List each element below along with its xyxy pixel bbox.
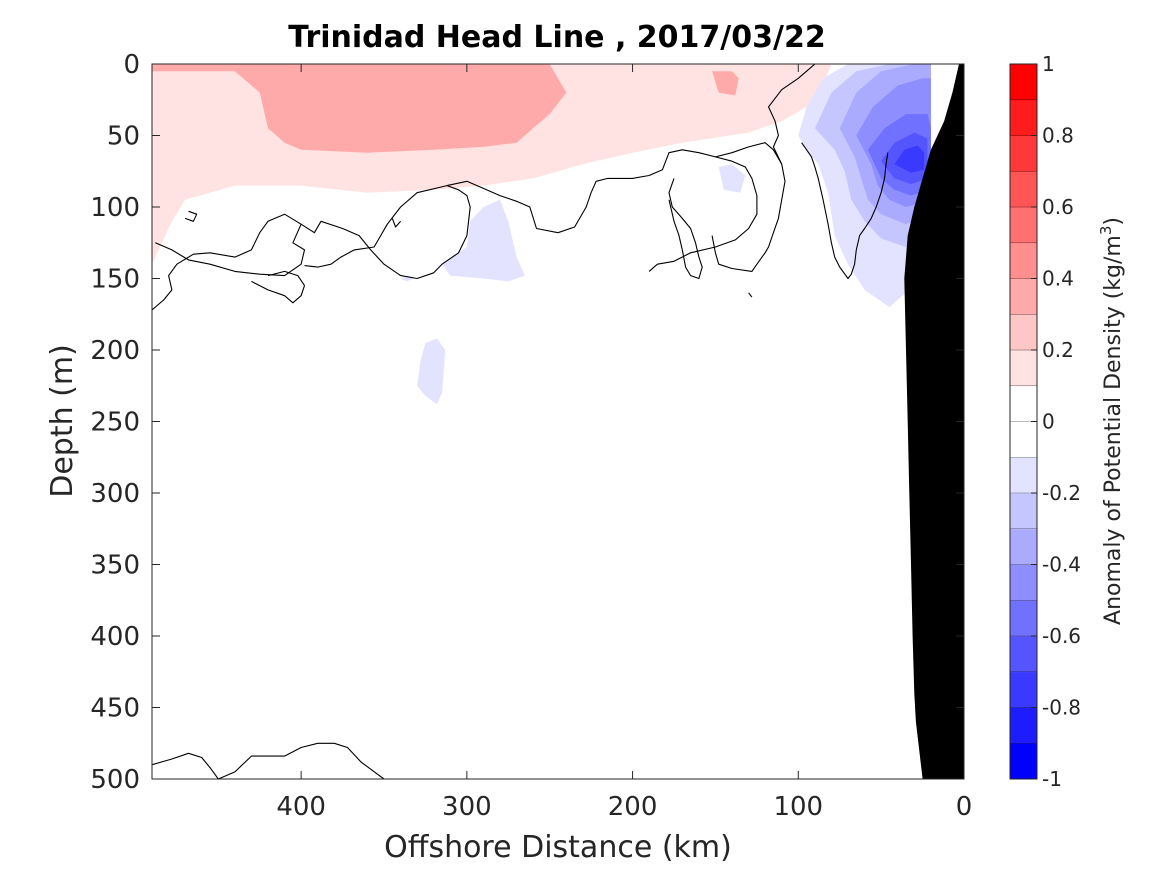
colorbar-label-suffix: ) <box>1101 217 1126 226</box>
chart-title: Trinidad Head Line , 2017/03/22 <box>288 20 825 55</box>
colorbar-tick-label: 0.8 <box>1042 124 1074 148</box>
colorbar-swatch <box>1010 314 1037 351</box>
colorbar-label: Anomaly of Potential Density (kg/m3) <box>1097 217 1126 625</box>
anomaly-region-core-positive-0.3c <box>712 71 739 96</box>
anomaly-region-offshore-negative-d <box>417 338 446 405</box>
colorbar-swatch <box>1010 278 1037 315</box>
colorbar-tick-label: 0.2 <box>1042 338 1074 362</box>
colorbar-tick-label: -1 <box>1042 767 1062 791</box>
colorbar-swatch <box>1010 636 1037 673</box>
x-tick-label: 400 <box>276 792 326 822</box>
y-tick-label: 400 <box>90 622 140 652</box>
zero-contour-line <box>152 213 306 311</box>
y-tick-label: 100 <box>90 193 140 223</box>
y-tick-label: 500 <box>90 765 140 795</box>
zero-contour-line <box>152 742 385 779</box>
colorbar-swatch <box>1010 707 1037 744</box>
colorbar-label-exponent: 3 <box>1097 226 1115 236</box>
zero-contour-line <box>668 178 703 280</box>
x-axis-label: Offshore Distance (km) <box>384 830 732 865</box>
y-tick-label: 300 <box>90 479 140 509</box>
colorbar-tick-label: -0.6 <box>1042 624 1081 648</box>
y-tick-label: 350 <box>90 551 140 581</box>
bathymetry <box>904 64 964 779</box>
colorbar-tick-label: 1 <box>1042 52 1055 76</box>
colorbar-swatch <box>1010 171 1037 208</box>
zero-contour-line <box>251 270 306 304</box>
colorbar-tick-label: -0.2 <box>1042 481 1081 505</box>
y-tick-label: 150 <box>90 265 140 295</box>
colorbar-tick-label: 0 <box>1042 410 1055 434</box>
colorbar-swatch <box>1010 457 1037 494</box>
anomaly-region-coastal-negative-0.7 <box>894 145 925 173</box>
colorbar-swatch <box>1010 493 1037 530</box>
x-axis: 400 300 200 100 0 <box>276 64 972 822</box>
y-tick-label: 250 <box>90 408 140 438</box>
anomaly-region-core-positive-0.3a <box>152 64 567 153</box>
colorbar-swatch <box>1010 207 1037 244</box>
zero-contour-line <box>300 185 471 280</box>
zero-contour-line <box>767 64 816 165</box>
anomaly-region-offshore-negative-b <box>718 164 746 193</box>
zero-contour-line <box>446 149 758 272</box>
colorbar-swatch <box>1010 99 1037 136</box>
x-tick-label: 300 <box>442 792 492 822</box>
colorbar-swatch <box>1010 242 1037 279</box>
colorbar-swatch <box>1010 64 1037 101</box>
colorbar-swatch <box>1010 421 1037 458</box>
colorbar-swatch <box>1010 135 1037 172</box>
anomaly-region-core-positive-0.3b <box>500 64 537 127</box>
y-axis-label: Depth (m) <box>45 344 80 498</box>
y-tick-label: 450 <box>90 694 140 724</box>
colorbar-tick-label: -0.8 <box>1042 696 1081 720</box>
zero-contour-line <box>184 210 198 222</box>
colorbar-swatch <box>1010 743 1037 780</box>
colorbar: 1 0.8 0.6 0.4 0.2 0 -0.2 -0.4 -0.6 -0.8 -1 <box>1009 52 1081 791</box>
anomaly-region-offshore-negative-a <box>442 199 525 282</box>
y-tick-label: 50 <box>107 122 140 152</box>
colorbar-swatch <box>1010 385 1037 422</box>
y-tick-label: 200 <box>90 336 140 366</box>
x-tick-label: 0 <box>956 792 973 822</box>
colorbar-swatch <box>1010 528 1037 565</box>
x-tick-label: 200 <box>608 792 658 822</box>
zero-contour-line <box>391 218 402 228</box>
x-tick-label: 100 <box>773 792 823 822</box>
colorbar-swatch <box>1010 350 1037 387</box>
y-axis: 0 50 100 150 200 250 300 350 400 450 500 <box>90 50 964 795</box>
colorbar-label-prefix: Anomaly of Potential Density (kg/m <box>1101 235 1126 625</box>
y-tick-label: 0 <box>123 50 140 80</box>
zero-contour-line <box>748 292 753 298</box>
colorbar-swatch <box>1010 600 1037 637</box>
zero-contour-line <box>711 142 786 272</box>
colorbar-tick-label: 0.4 <box>1042 267 1074 291</box>
colorbar-tick-label: -0.4 <box>1042 553 1081 577</box>
colorbar-swatch <box>1010 564 1037 601</box>
bathymetry-polygon <box>904 64 964 779</box>
anomaly-regions <box>152 64 931 405</box>
colorbar-tick-label: 0.6 <box>1042 195 1074 219</box>
colorbar-swatch <box>1010 671 1037 708</box>
zero-contour-line <box>801 142 889 280</box>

* Stated problem: Write out all of the lines above again, changing every "zero-contour-line" to "zero-isoline" and keeping everything else the same. Omit the pictures.

* Answer in full:
List each element below along with its xyxy pixel bbox.
colorbar-label-suffix: ) <box>1101 217 1126 226</box>
chart-title: Trinidad Head Line , 2017/03/22 <box>288 20 825 55</box>
colorbar-tick-label: 0.8 <box>1042 124 1074 148</box>
colorbar-swatch <box>1010 314 1037 351</box>
colorbar-label: Anomaly of Potential Density (kg/m3) <box>1097 217 1126 625</box>
anomaly-region-core-positive-0.3c <box>712 71 739 96</box>
anomaly-region-offshore-negative-d <box>417 338 446 405</box>
colorbar-swatch <box>1010 278 1037 315</box>
colorbar-tick-label: 0.2 <box>1042 338 1074 362</box>
colorbar-tick-label: -1 <box>1042 767 1062 791</box>
colorbar-swatch <box>1010 636 1037 673</box>
x-tick-label: 400 <box>276 792 326 822</box>
y-tick-label: 400 <box>90 622 140 652</box>
zero-isoline <box>152 213 306 311</box>
y-tick-label: 100 <box>90 193 140 223</box>
y-tick-label: 500 <box>90 765 140 795</box>
zero-isoline <box>152 742 385 779</box>
colorbar-swatch <box>1010 707 1037 744</box>
colorbar-label-exponent: 3 <box>1097 226 1115 236</box>
zero-isoline <box>668 178 703 280</box>
x-axis-label: Offshore Distance (km) <box>384 830 732 865</box>
y-tick-label: 300 <box>90 479 140 509</box>
colorbar-tick-label: -0.6 <box>1042 624 1081 648</box>
y-tick-label: 350 <box>90 551 140 581</box>
bathymetry <box>904 64 964 779</box>
colorbar-tick-label: 1 <box>1042 52 1055 76</box>
colorbar-swatch <box>1010 171 1037 208</box>
zero-isoline <box>251 270 306 304</box>
colorbar-tick-label: -0.2 <box>1042 481 1081 505</box>
y-tick-label: 150 <box>90 265 140 295</box>
colorbar-tick-label: 0 <box>1042 410 1055 434</box>
colorbar-swatch <box>1010 457 1037 494</box>
anomaly-region-coastal-negative-0.7 <box>894 145 925 173</box>
colorbar-swatch <box>1010 493 1037 530</box>
x-axis: 400 300 200 100 0 <box>276 64 972 822</box>
y-tick-label: 250 <box>90 408 140 438</box>
anomaly-region-core-positive-0.3a <box>152 64 567 153</box>
colorbar-swatch <box>1010 207 1037 244</box>
zero-isoline <box>300 185 471 280</box>
zero-isoline <box>767 64 816 165</box>
anomaly-region-offshore-negative-b <box>718 164 746 193</box>
zero-isoline <box>446 149 758 272</box>
colorbar-swatch <box>1010 99 1037 136</box>
x-tick-label: 300 <box>442 792 492 822</box>
colorbar-swatch <box>1010 242 1037 279</box>
colorbar-swatch <box>1010 64 1037 101</box>
colorbar-swatch <box>1010 421 1037 458</box>
colorbar-swatch <box>1010 135 1037 172</box>
anomaly-region-core-positive-0.3b <box>500 64 537 127</box>
y-axis-label: Depth (m) <box>45 344 80 498</box>
y-tick-label: 450 <box>90 694 140 724</box>
colorbar-tick-label: -0.8 <box>1042 696 1081 720</box>
zero-isoline <box>184 210 198 222</box>
colorbar-swatch <box>1010 743 1037 780</box>
colorbar: 1 0.8 0.6 0.4 0.2 0 -0.2 -0.4 -0.6 -0.8 -1 <box>1009 52 1081 791</box>
anomaly-region-offshore-negative-a <box>442 199 525 282</box>
y-tick-label: 50 <box>107 122 140 152</box>
colorbar-swatch <box>1010 385 1037 422</box>
y-tick-label: 200 <box>90 336 140 366</box>
x-tick-label: 0 <box>956 792 973 822</box>
colorbar-swatch <box>1010 528 1037 565</box>
x-tick-label: 200 <box>608 792 658 822</box>
zero-isoline <box>391 218 402 228</box>
x-tick-label: 100 <box>773 792 823 822</box>
colorbar-swatch <box>1010 350 1037 387</box>
y-axis: 0 50 100 150 200 250 300 350 400 450 500 <box>90 50 964 795</box>
colorbar-label-prefix: Anomaly of Potential Density (kg/m <box>1101 235 1126 625</box>
y-tick-label: 0 <box>123 50 140 80</box>
zero-isoline <box>748 292 753 298</box>
colorbar-swatch <box>1010 600 1037 637</box>
zero-isoline <box>711 142 786 272</box>
colorbar-tick-label: 0.4 <box>1042 267 1074 291</box>
colorbar-tick-label: -0.4 <box>1042 553 1081 577</box>
colorbar-swatch <box>1010 564 1037 601</box>
bathymetry-polygon <box>904 64 964 779</box>
anomaly-regions <box>152 64 931 405</box>
colorbar-tick-label: 0.6 <box>1042 195 1074 219</box>
colorbar-swatch <box>1010 671 1037 708</box>
zero-isoline <box>801 142 889 280</box>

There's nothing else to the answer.